» **Set task**:
Reproduce the listing below word for word, with no pictures.

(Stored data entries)
*****
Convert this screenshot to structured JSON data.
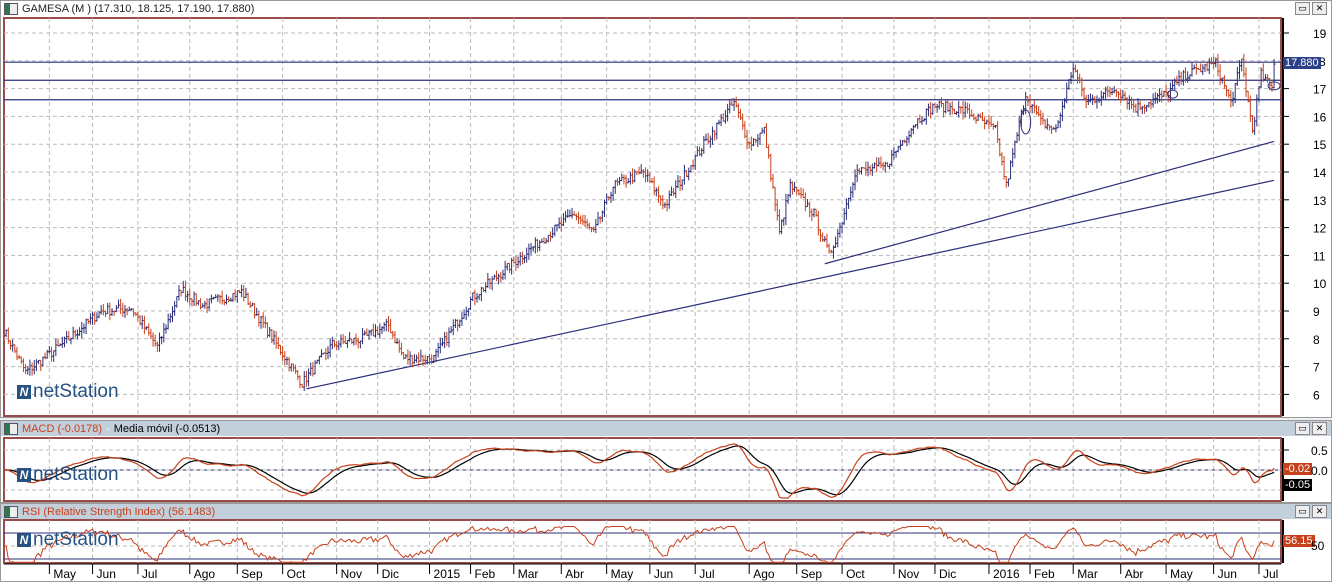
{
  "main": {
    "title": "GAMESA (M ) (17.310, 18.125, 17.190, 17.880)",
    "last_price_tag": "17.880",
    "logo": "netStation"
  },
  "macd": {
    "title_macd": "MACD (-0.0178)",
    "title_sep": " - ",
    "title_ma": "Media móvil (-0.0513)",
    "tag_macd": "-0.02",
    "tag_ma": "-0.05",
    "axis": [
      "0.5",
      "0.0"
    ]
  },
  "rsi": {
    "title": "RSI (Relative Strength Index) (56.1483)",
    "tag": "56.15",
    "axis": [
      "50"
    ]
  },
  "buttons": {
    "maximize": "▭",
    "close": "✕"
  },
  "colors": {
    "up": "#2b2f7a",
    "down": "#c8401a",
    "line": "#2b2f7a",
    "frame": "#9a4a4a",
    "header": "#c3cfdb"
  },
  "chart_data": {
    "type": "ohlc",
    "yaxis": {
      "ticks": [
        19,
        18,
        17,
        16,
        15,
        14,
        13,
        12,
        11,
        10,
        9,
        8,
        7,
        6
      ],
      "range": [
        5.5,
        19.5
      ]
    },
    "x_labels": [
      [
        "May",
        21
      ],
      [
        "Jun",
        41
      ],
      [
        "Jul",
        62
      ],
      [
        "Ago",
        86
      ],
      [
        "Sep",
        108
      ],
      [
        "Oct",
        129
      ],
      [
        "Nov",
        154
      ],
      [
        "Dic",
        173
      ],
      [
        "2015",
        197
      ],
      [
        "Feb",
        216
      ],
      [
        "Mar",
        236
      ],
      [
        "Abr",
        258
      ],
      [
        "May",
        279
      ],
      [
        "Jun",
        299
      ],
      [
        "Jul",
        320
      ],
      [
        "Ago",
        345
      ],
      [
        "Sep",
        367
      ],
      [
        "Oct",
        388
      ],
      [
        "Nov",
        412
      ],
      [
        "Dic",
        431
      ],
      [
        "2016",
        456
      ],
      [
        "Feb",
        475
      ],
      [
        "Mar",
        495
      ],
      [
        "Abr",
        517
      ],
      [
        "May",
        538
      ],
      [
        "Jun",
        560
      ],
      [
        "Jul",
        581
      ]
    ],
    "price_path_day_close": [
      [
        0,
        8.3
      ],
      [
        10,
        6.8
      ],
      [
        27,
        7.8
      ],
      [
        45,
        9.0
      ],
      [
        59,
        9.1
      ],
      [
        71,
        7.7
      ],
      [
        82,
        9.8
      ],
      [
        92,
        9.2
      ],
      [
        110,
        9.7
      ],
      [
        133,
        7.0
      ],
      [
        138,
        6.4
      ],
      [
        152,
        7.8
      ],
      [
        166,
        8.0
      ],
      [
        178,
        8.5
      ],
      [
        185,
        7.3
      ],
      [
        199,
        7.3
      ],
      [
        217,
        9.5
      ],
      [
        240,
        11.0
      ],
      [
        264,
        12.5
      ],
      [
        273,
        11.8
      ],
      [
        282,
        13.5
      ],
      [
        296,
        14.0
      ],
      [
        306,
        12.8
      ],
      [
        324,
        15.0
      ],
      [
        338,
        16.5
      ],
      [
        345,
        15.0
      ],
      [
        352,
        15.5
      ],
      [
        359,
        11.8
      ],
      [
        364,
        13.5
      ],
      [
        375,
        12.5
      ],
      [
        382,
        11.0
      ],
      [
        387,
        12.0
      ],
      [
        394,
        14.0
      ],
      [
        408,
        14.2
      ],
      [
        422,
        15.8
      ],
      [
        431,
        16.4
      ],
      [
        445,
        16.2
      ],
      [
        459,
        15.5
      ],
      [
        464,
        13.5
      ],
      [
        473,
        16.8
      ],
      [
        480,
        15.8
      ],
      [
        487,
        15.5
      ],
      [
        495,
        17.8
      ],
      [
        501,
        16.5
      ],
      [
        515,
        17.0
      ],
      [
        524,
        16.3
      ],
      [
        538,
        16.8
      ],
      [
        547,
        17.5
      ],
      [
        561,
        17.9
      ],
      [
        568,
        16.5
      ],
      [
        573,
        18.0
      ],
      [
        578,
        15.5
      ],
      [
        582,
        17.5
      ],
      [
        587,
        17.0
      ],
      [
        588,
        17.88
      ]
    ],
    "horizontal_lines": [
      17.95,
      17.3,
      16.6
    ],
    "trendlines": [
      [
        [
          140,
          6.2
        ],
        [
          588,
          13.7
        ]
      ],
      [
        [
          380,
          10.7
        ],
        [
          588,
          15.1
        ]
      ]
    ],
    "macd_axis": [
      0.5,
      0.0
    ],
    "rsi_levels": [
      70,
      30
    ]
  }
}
*****
» **Solved problem**:
Convert this screenshot to structured JSON data.
{
  "main": {
    "title": "GAMESA (M ) (17.310, 18.125, 17.190, 17.880)",
    "last_price_tag": "17.880",
    "logo": "netStation"
  },
  "macd": {
    "title_macd": "MACD (-0.0178)",
    "title_sep": " - ",
    "title_ma": "Media móvil (-0.0513)",
    "tag_macd": "-0.02",
    "tag_ma": "-0.05",
    "axis": [
      "0.5",
      "0.0"
    ]
  },
  "rsi": {
    "title": "RSI (Relative Strength Index) (56.1483)",
    "tag": "56.15",
    "axis": [
      "50"
    ]
  },
  "buttons": {
    "maximize": "▭",
    "close": "✕"
  },
  "colors": {
    "up": "#2b2f7a",
    "down": "#c8401a",
    "line": "#2b2f7a",
    "frame": "#9a4a4a",
    "header": "#c3cfdb"
  },
  "chart_data": {
    "type": "ohlc",
    "yaxis": {
      "ticks": [
        19,
        18,
        17,
        16,
        15,
        14,
        13,
        12,
        11,
        10,
        9,
        8,
        7,
        6
      ],
      "range": [
        5.5,
        19.5
      ]
    },
    "x_labels": [
      [
        "May",
        21
      ],
      [
        "Jun",
        41
      ],
      [
        "Jul",
        62
      ],
      [
        "Ago",
        86
      ],
      [
        "Sep",
        108
      ],
      [
        "Oct",
        129
      ],
      [
        "Nov",
        154
      ],
      [
        "Dic",
        173
      ],
      [
        "2015",
        197
      ],
      [
        "Feb",
        216
      ],
      [
        "Mar",
        236
      ],
      [
        "Abr",
        258
      ],
      [
        "May",
        279
      ],
      [
        "Jun",
        299
      ],
      [
        "Jul",
        320
      ],
      [
        "Ago",
        345
      ],
      [
        "Sep",
        367
      ],
      [
        "Oct",
        388
      ],
      [
        "Nov",
        412
      ],
      [
        "Dic",
        431
      ],
      [
        "2016",
        456
      ],
      [
        "Feb",
        475
      ],
      [
        "Mar",
        495
      ],
      [
        "Abr",
        517
      ],
      [
        "May",
        538
      ],
      [
        "Jun",
        560
      ],
      [
        "Jul",
        581
      ]
    ],
    "price_path_day_close": [
      [
        0,
        8.3
      ],
      [
        10,
        6.8
      ],
      [
        27,
        7.8
      ],
      [
        45,
        9.0
      ],
      [
        59,
        9.1
      ],
      [
        71,
        7.7
      ],
      [
        82,
        9.8
      ],
      [
        92,
        9.2
      ],
      [
        110,
        9.7
      ],
      [
        133,
        7.0
      ],
      [
        138,
        6.4
      ],
      [
        152,
        7.8
      ],
      [
        166,
        8.0
      ],
      [
        178,
        8.5
      ],
      [
        185,
        7.3
      ],
      [
        199,
        7.3
      ],
      [
        217,
        9.5
      ],
      [
        240,
        11.0
      ],
      [
        264,
        12.5
      ],
      [
        273,
        11.8
      ],
      [
        282,
        13.5
      ],
      [
        296,
        14.0
      ],
      [
        306,
        12.8
      ],
      [
        324,
        15.0
      ],
      [
        338,
        16.5
      ],
      [
        345,
        15.0
      ],
      [
        352,
        15.5
      ],
      [
        359,
        11.8
      ],
      [
        364,
        13.5
      ],
      [
        375,
        12.5
      ],
      [
        382,
        11.0
      ],
      [
        387,
        12.0
      ],
      [
        394,
        14.0
      ],
      [
        408,
        14.2
      ],
      [
        422,
        15.8
      ],
      [
        431,
        16.4
      ],
      [
        445,
        16.2
      ],
      [
        459,
        15.5
      ],
      [
        464,
        13.5
      ],
      [
        473,
        16.8
      ],
      [
        480,
        15.8
      ],
      [
        487,
        15.5
      ],
      [
        495,
        17.8
      ],
      [
        501,
        16.5
      ],
      [
        515,
        17.0
      ],
      [
        524,
        16.3
      ],
      [
        538,
        16.8
      ],
      [
        547,
        17.5
      ],
      [
        561,
        17.9
      ],
      [
        568,
        16.5
      ],
      [
        573,
        18.0
      ],
      [
        578,
        15.5
      ],
      [
        582,
        17.5
      ],
      [
        587,
        17.0
      ],
      [
        588,
        17.88
      ]
    ],
    "horizontal_lines": [
      17.95,
      17.3,
      16.6
    ],
    "trendlines": [
      [
        [
          140,
          6.2
        ],
        [
          588,
          13.7
        ]
      ],
      [
        [
          380,
          10.7
        ],
        [
          588,
          15.1
        ]
      ]
    ],
    "macd_axis": [
      0.5,
      0.0
    ],
    "rsi_levels": [
      70,
      30
    ]
  }
}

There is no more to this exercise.